-- BEGIN Dataset records --

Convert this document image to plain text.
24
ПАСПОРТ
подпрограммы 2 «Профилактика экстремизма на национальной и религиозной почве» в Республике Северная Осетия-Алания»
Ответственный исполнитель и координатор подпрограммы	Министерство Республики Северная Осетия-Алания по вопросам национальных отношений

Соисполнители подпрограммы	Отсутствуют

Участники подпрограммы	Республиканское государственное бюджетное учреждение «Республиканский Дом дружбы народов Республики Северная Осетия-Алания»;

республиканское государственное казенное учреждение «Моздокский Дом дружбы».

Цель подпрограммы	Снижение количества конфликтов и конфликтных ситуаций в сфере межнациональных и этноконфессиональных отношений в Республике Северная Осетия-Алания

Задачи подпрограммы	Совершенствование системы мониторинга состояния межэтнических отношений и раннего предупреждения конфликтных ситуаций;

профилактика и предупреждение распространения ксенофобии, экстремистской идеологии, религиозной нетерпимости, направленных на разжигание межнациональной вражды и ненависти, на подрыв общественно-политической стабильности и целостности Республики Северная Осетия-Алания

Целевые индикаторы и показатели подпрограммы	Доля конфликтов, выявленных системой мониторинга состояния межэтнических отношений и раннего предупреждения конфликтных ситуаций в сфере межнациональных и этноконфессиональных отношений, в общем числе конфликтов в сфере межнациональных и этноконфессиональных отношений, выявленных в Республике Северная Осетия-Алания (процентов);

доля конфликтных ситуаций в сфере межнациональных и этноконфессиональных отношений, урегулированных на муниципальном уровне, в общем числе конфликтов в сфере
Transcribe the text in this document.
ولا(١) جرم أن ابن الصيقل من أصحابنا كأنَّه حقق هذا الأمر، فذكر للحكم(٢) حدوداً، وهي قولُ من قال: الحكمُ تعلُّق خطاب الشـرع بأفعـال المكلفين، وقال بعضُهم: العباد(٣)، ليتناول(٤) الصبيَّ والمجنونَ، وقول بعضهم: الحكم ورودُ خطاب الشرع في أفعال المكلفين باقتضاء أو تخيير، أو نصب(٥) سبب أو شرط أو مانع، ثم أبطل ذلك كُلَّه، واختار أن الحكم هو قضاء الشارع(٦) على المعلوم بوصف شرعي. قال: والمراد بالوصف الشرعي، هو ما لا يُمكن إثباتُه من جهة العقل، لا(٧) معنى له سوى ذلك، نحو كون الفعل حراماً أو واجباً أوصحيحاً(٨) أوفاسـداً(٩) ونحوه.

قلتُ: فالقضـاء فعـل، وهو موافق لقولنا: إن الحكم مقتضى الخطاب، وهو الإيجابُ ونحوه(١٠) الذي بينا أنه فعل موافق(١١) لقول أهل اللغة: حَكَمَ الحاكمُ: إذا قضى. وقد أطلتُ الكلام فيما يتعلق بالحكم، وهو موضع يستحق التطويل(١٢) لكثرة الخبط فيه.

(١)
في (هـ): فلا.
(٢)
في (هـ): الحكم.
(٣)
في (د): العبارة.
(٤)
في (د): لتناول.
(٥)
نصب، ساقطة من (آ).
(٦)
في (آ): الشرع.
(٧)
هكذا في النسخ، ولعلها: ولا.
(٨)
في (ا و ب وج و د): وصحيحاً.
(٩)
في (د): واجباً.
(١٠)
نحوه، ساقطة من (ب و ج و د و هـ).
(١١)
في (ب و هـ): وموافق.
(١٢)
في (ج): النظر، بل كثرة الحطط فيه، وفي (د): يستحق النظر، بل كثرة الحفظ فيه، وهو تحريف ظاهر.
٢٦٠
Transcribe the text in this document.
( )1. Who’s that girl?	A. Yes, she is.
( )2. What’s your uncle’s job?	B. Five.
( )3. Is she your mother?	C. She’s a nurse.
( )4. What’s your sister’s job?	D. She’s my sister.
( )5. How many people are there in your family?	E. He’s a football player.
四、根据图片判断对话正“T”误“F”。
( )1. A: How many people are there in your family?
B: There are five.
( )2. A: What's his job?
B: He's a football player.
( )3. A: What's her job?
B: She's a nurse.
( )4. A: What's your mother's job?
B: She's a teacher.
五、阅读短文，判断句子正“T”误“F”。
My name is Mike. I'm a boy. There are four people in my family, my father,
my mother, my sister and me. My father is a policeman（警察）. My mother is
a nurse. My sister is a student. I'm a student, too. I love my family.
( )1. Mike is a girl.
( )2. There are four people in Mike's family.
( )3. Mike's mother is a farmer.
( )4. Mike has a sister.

-- END Dataset records --

● **The exercise**
Reproduce the records above exactly as they appear.

● **Exercise output**
Convert this document image to plain text.
24
ПАСПОРТ
подпрограммы 2 «Профилактика экстремизма на национальной и религиозной почве» в Республике Северная Осетия-Алания»
Ответственный исполнитель и координатор подпрограммы	Министерство Республики Северная Осетия-Алания по вопросам национальных отношений

Соисполнители подпрограммы	Отсутствуют

Участники подпрограммы	Республиканское государственное бюджетное учреждение «Республиканский Дом дружбы народов Республики Северная Осетия-Алания»;

республиканское государственное казенное учреждение «Моздокский Дом дружбы».

Цель подпрограммы	Снижение количества конфликтов и конфликтных ситуаций в сфере межнациональных и этноконфессиональных отношений в Республике Северная Осетия-Алания

Задачи подпрограммы	Совершенствование системы мониторинга состояния межэтнических отношений и раннего предупреждения конфликтных ситуаций;

профилактика и предупреждение распространения ксенофобии, экстремистской идеологии, религиозной нетерпимости, направленных на разжигание межнациональной вражды и ненависти, на подрыв общественно-политической стабильности и целостности Республики Северная Осетия-Алания

Целевые индикаторы и показатели подпрограммы	Доля конфликтов, выявленных системой мониторинга состояния межэтнических отношений и раннего предупреждения конфликтных ситуаций в сфере межнациональных и этноконфессиональных отношений, в общем числе конфликтов в сфере межнациональных и этноконфессиональных отношений, выявленных в Республике Северная Осетия-Алания (процентов);

доля конфликтных ситуаций в сфере межнациональных и этноконфессиональных отношений, урегулированных на муниципальном уровне, в общем числе конфликтов в сфере
Transcribe the text in this document.
ولا(١) جرم أن ابن الصيقل من أصحابنا كأنَّه حقق هذا الأمر، فذكر للحكم(٢) حدوداً، وهي قولُ من قال: الحكمُ تعلُّق خطاب الشـرع بأفعـال المكلفين، وقال بعضُهم: العباد(٣)، ليتناول(٤) الصبيَّ والمجنونَ، وقول بعضهم: الحكم ورودُ خطاب الشرع في أفعال المكلفين باقتضاء أو تخيير، أو نصب(٥) سبب أو شرط أو مانع، ثم أبطل ذلك كُلَّه، واختار أن الحكم هو قضاء الشارع(٦) على المعلوم بوصف شرعي. قال: والمراد بالوصف الشرعي، هو ما لا يُمكن إثباتُه من جهة العقل، لا(٧) معنى له سوى ذلك، نحو كون الفعل حراماً أو واجباً أوصحيحاً(٨) أوفاسـداً(٩) ونحوه.

قلتُ: فالقضـاء فعـل، وهو موافق لقولنا: إن الحكم مقتضى الخطاب، وهو الإيجابُ ونحوه(١٠) الذي بينا أنه فعل موافق(١١) لقول أهل اللغة: حَكَمَ الحاكمُ: إذا قضى. وقد أطلتُ الكلام فيما يتعلق بالحكم، وهو موضع يستحق التطويل(١٢) لكثرة الخبط فيه.

(١)
في (هـ): فلا.
(٢)
في (هـ): الحكم.
(٣)
في (د): العبارة.
(٤)
في (د): لتناول.
(٥)
نصب، ساقطة من (آ).
(٦)
في (آ): الشرع.
(٧)
هكذا في النسخ، ولعلها: ولا.
(٨)
في (ا و ب وج و د): وصحيحاً.
(٩)
في (د): واجباً.
(١٠)
نحوه، ساقطة من (ب و ج و د و هـ).
(١١)
في (ب و هـ): وموافق.
(١٢)
في (ج): النظر، بل كثرة الحطط فيه، وفي (د): يستحق النظر، بل كثرة الحفظ فيه، وهو تحريف ظاهر.
٢٦٠
Transcribe the text in this document.
( )1. Who’s that girl?	A. Yes, she is.
( )2. What’s your uncle’s job?	B. Five.
( )3. Is she your mother?	C. She’s a nurse.
( )4. What’s your sister’s job?	D. She’s my sister.
( )5. How many people are there in your family?	E. He’s a football player.
四、根据图片判断对话正“T”误“F”。
( )1. A: How many people are there in your family?
B: There are five.
( )2. A: What's his job?
B: He's a football player.
( )3. A: What's her job?
B: She's a nurse.
( )4. A: What's your mother's job?
B: She's a teacher.
五、阅读短文，判断句子正“T”误“F”。
My name is Mike. I'm a boy. There are four people in my family, my father,
my mother, my sister and me. My father is a policeman（警察）. My mother is
a nurse. My sister is a student. I'm a student, too. I love my family.
( )1. Mike is a girl.
( )2. There are four people in Mike's family.
( )3. Mike's mother is a farmer.
( )4. Mike has a sister.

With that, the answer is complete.